- Short task:
Pick out every line holding the string "förklaras" and copy it.

[Data records]
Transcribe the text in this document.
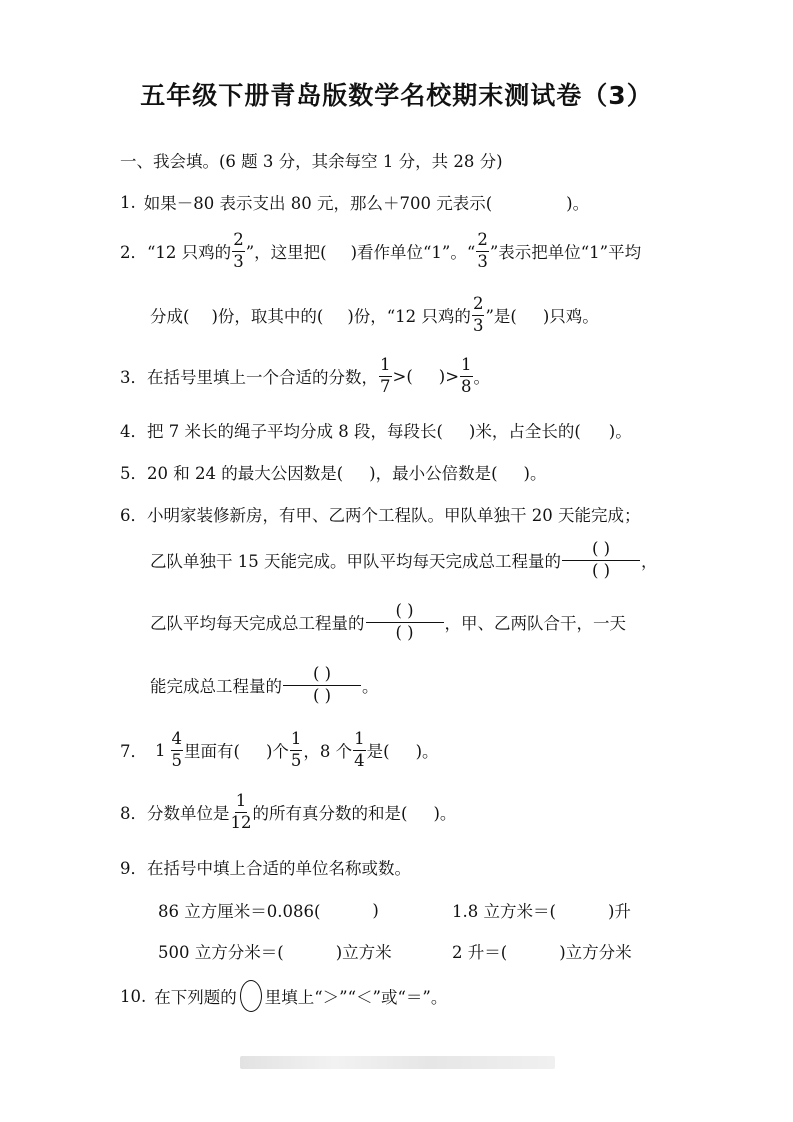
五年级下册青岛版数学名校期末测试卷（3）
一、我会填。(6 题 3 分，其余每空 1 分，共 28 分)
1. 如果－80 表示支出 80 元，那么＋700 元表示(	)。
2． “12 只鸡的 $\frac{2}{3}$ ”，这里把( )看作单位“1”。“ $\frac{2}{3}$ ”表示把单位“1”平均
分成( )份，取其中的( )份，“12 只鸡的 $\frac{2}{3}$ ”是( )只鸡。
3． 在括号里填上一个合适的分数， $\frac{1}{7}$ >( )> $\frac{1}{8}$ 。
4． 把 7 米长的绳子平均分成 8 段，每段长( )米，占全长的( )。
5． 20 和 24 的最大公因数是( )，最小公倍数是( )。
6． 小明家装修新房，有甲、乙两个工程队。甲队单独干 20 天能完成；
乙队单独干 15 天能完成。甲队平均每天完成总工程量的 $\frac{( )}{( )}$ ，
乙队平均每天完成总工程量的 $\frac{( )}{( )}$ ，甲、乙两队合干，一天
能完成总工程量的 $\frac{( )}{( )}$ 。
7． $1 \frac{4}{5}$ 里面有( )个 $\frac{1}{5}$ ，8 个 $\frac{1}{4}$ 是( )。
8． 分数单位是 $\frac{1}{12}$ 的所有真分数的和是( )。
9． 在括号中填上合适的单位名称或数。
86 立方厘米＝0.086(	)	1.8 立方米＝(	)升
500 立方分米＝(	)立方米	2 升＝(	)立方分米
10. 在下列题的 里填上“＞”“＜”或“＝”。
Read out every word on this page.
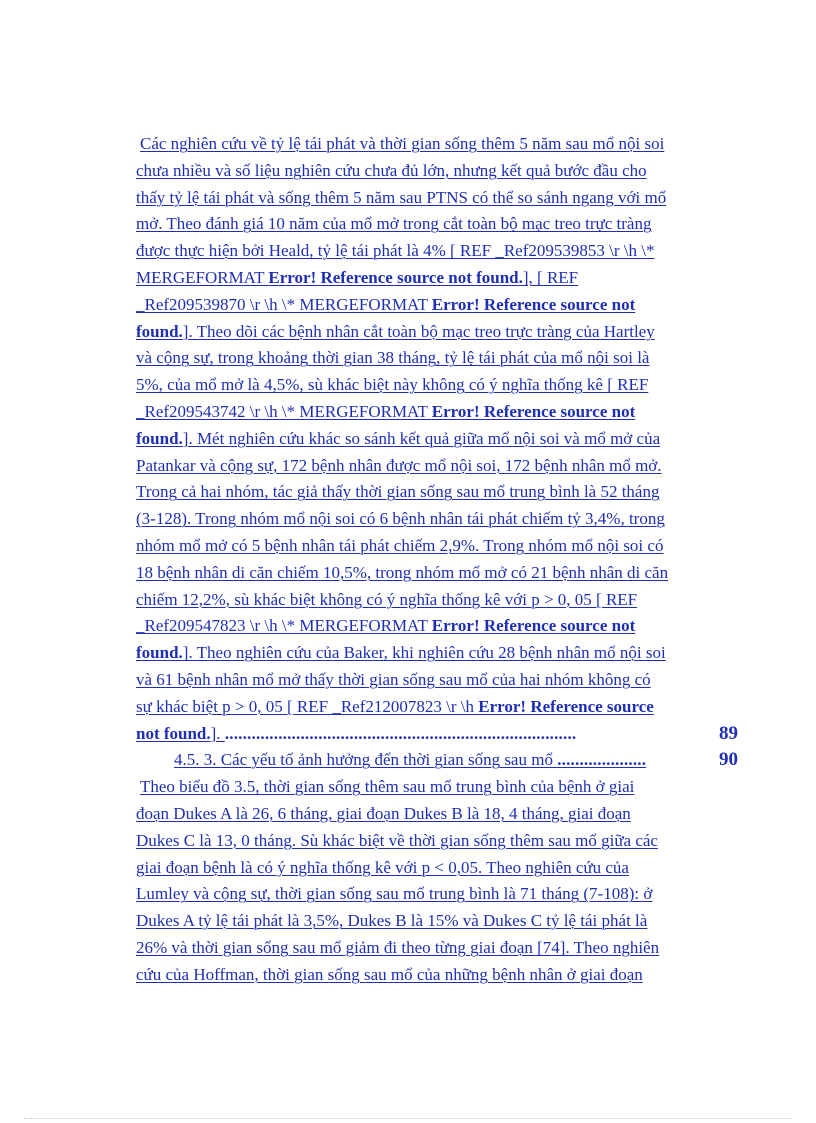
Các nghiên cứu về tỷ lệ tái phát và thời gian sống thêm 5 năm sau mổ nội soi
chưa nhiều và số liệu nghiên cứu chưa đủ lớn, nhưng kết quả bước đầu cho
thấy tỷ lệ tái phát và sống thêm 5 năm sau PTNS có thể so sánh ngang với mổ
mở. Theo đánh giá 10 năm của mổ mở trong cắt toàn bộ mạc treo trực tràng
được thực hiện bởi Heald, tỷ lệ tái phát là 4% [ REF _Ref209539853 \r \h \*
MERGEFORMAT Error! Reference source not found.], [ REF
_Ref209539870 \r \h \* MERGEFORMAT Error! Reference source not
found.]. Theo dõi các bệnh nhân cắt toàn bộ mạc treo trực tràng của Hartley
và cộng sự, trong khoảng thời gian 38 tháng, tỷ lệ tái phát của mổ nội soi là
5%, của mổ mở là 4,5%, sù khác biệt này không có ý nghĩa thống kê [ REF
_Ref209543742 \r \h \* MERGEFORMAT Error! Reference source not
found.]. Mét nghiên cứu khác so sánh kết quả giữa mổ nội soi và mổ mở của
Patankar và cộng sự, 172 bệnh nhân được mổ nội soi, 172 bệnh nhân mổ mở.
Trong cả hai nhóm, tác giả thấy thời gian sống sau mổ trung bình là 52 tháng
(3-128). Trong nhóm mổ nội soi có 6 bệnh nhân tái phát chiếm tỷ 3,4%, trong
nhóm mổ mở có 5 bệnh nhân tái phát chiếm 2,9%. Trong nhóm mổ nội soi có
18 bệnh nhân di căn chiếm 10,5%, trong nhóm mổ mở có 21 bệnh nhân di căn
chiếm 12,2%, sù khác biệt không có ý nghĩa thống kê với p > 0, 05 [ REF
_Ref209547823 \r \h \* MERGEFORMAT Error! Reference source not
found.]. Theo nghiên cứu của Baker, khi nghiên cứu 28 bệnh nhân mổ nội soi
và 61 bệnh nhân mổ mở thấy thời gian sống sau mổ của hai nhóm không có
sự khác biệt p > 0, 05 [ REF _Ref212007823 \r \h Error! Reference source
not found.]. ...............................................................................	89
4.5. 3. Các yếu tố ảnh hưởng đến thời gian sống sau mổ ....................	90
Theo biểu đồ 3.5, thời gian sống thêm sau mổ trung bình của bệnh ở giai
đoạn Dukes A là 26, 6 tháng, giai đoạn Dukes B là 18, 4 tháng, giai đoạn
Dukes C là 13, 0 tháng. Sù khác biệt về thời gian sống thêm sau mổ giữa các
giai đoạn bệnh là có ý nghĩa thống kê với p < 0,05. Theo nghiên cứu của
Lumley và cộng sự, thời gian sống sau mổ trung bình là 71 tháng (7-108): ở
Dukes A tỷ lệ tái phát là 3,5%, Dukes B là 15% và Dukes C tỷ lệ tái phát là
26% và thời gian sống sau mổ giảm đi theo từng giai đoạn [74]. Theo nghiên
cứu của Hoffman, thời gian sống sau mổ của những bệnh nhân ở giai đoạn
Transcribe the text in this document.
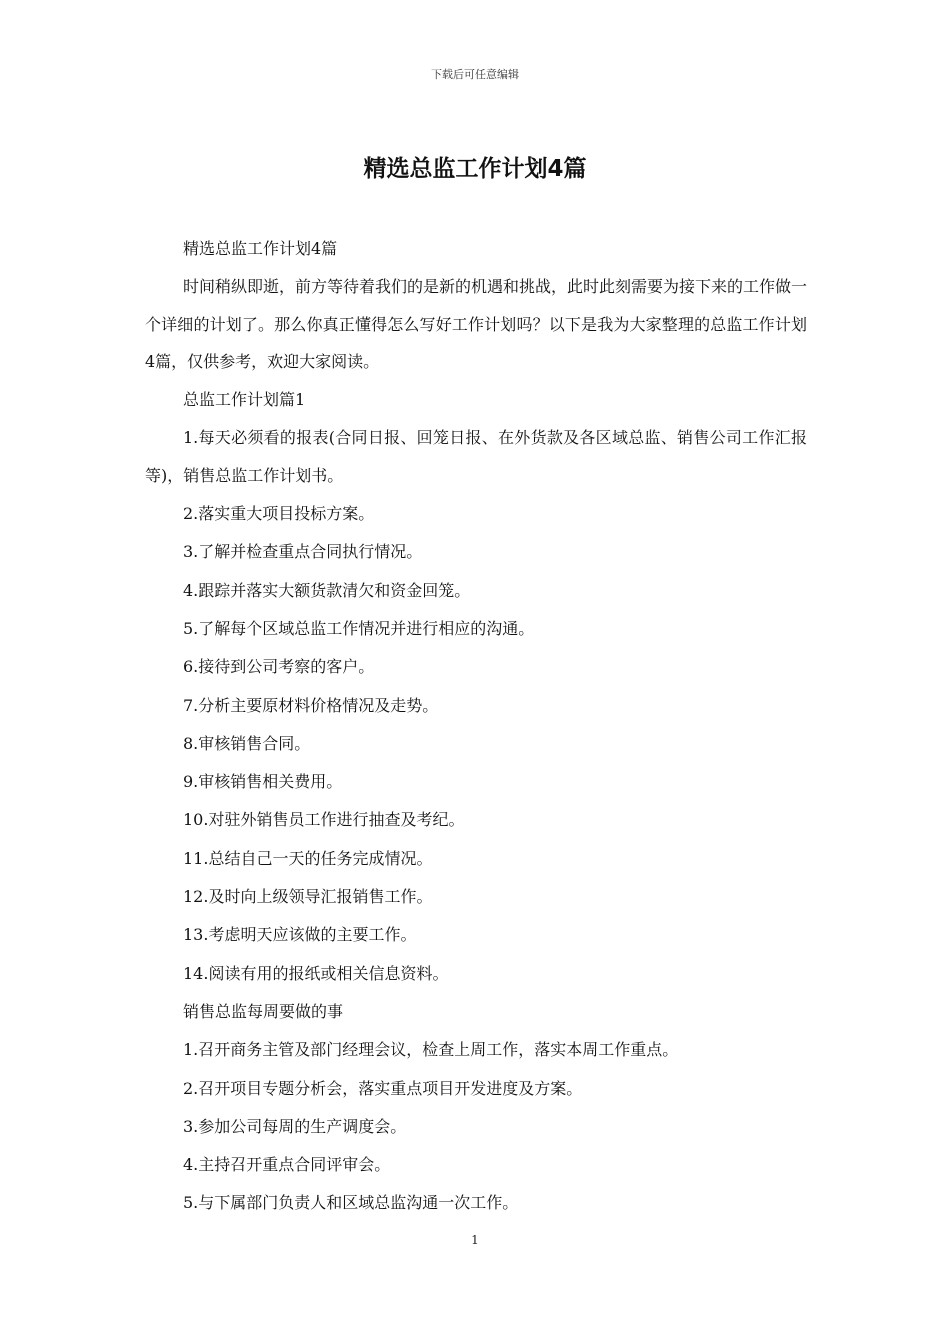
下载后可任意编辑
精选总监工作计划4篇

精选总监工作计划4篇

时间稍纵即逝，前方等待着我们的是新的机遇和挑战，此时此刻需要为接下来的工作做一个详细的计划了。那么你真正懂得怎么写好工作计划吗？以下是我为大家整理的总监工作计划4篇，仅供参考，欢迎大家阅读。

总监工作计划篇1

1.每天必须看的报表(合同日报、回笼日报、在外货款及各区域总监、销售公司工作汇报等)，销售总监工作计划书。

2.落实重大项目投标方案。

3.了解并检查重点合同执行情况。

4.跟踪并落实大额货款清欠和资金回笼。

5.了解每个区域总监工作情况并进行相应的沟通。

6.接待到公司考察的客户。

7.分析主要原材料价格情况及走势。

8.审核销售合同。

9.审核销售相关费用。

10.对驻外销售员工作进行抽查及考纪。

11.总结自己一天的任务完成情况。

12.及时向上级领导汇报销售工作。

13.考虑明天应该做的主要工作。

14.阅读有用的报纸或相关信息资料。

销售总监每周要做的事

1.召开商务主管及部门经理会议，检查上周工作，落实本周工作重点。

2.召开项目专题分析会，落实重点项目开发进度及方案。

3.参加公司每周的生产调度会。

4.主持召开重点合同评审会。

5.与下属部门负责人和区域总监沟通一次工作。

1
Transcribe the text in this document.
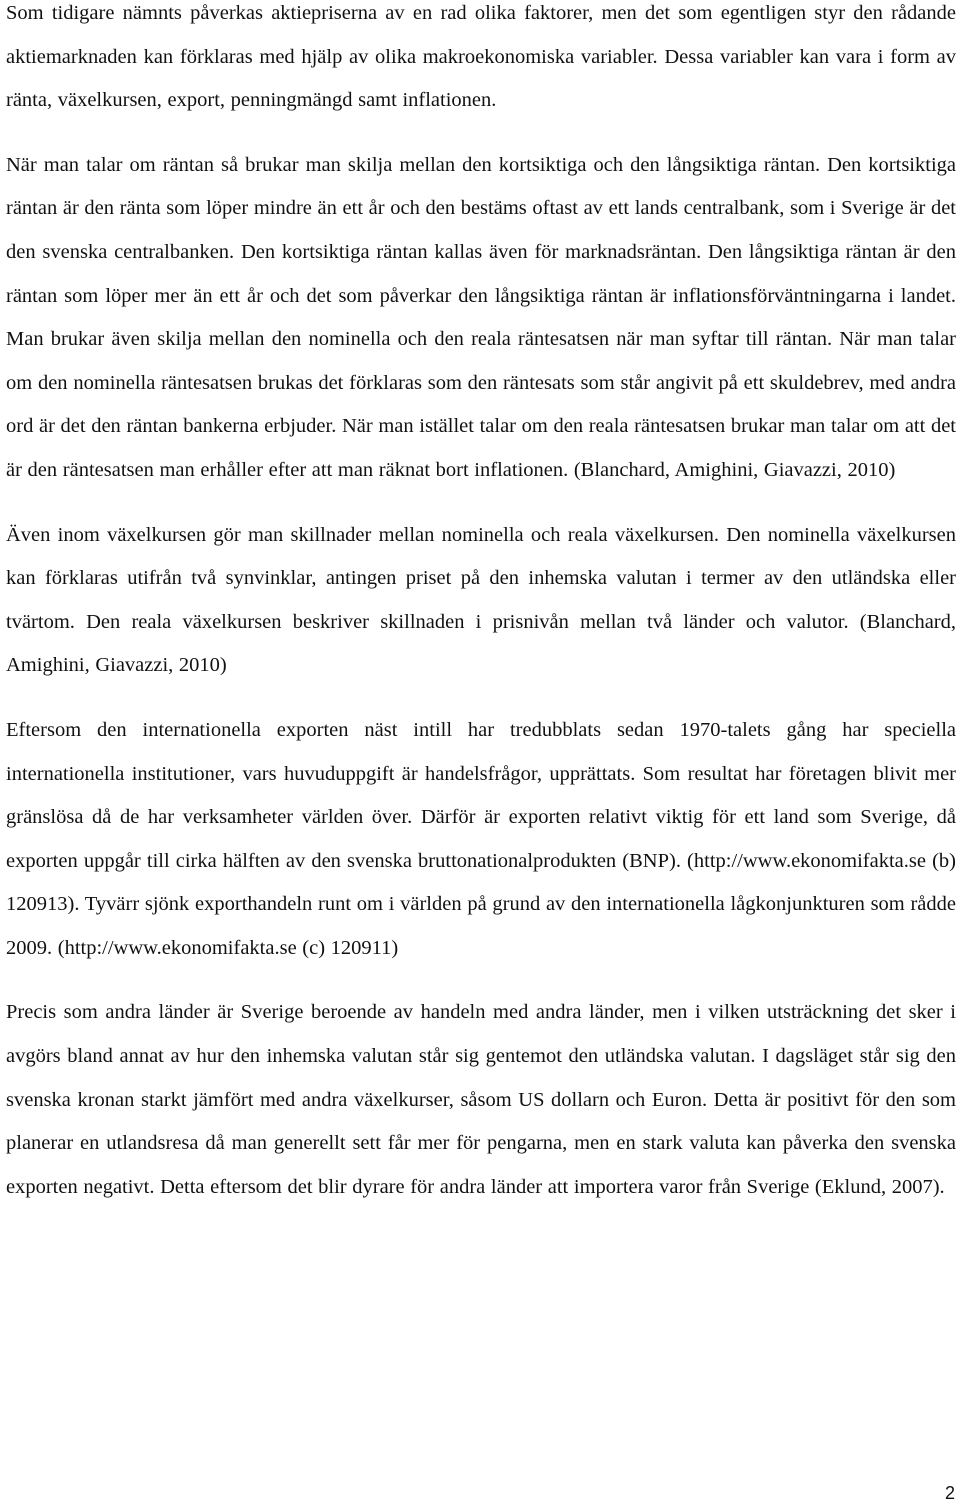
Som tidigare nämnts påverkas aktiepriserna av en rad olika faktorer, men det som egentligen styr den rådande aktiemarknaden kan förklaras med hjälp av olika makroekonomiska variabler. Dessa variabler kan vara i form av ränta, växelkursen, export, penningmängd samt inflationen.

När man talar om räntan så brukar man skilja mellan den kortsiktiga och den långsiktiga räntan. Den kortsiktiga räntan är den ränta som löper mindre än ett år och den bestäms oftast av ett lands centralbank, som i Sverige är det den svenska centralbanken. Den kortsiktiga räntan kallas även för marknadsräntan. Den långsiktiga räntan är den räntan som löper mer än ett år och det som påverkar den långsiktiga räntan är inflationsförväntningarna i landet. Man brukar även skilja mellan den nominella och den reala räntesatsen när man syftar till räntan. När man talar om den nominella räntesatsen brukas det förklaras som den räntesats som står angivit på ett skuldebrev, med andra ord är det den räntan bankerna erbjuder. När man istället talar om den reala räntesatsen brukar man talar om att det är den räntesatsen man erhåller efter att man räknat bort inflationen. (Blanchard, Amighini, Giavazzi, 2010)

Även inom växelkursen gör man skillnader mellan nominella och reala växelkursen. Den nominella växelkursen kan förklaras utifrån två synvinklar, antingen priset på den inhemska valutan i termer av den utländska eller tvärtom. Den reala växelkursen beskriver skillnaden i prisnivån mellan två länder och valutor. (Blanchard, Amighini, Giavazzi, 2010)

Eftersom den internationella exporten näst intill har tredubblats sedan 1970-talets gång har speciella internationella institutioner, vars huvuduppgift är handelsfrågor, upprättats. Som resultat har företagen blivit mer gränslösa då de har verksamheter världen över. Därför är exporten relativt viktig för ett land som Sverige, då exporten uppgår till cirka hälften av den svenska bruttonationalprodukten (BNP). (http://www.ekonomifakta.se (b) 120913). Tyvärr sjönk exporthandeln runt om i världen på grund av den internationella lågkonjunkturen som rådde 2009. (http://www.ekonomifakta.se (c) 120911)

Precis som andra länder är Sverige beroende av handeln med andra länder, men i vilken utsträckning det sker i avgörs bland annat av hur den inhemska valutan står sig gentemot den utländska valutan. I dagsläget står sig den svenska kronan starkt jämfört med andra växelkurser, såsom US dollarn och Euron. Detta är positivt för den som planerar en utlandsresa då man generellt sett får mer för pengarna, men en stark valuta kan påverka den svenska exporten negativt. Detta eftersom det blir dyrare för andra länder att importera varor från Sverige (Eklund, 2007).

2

- Exercise result:
Som tidigare nämnts påverkas aktiepriserna av en rad olika faktorer, men det som egentligen styr den rådande aktiemarknaden kan förklaras med hjälp av olika makroekonomiska variabler. Dessa variabler kan vara i form av ränta, växelkursen, export, penningmängd samt inflationen.
När man talar om räntan så brukar man skilja mellan den kortsiktiga och den långsiktiga räntan. Den kortsiktiga räntan är den ränta som löper mindre än ett år och den bestäms oftast av ett lands centralbank, som i Sverige är det den svenska centralbanken. Den kortsiktiga räntan kallas även för marknadsräntan. Den långsiktiga räntan är den räntan som löper mer än ett år och det som påverkar den långsiktiga räntan är inflationsförväntningarna i landet. Man brukar även skilja mellan den nominella och den reala räntesatsen när man syftar till räntan. När man talar om den nominella räntesatsen brukas det förklaras som den räntesats som står angivit på ett skuldebrev, med andra ord är det den räntan bankerna erbjuder. När man istället talar om den reala räntesatsen brukar man talar om att det är den räntesatsen man erhåller efter att man räknat bort inflationen. (Blanchard, Amighini, Giavazzi, 2010)
Även inom växelkursen gör man skillnader mellan nominella och reala växelkursen. Den nominella växelkursen kan förklaras utifrån två synvinklar, antingen priset på den inhemska valutan i termer av den utländska eller tvärtom. Den reala växelkursen beskriver skillnaden i prisnivån mellan två länder och valutor. (Blanchard, Amighini, Giavazzi, 2010)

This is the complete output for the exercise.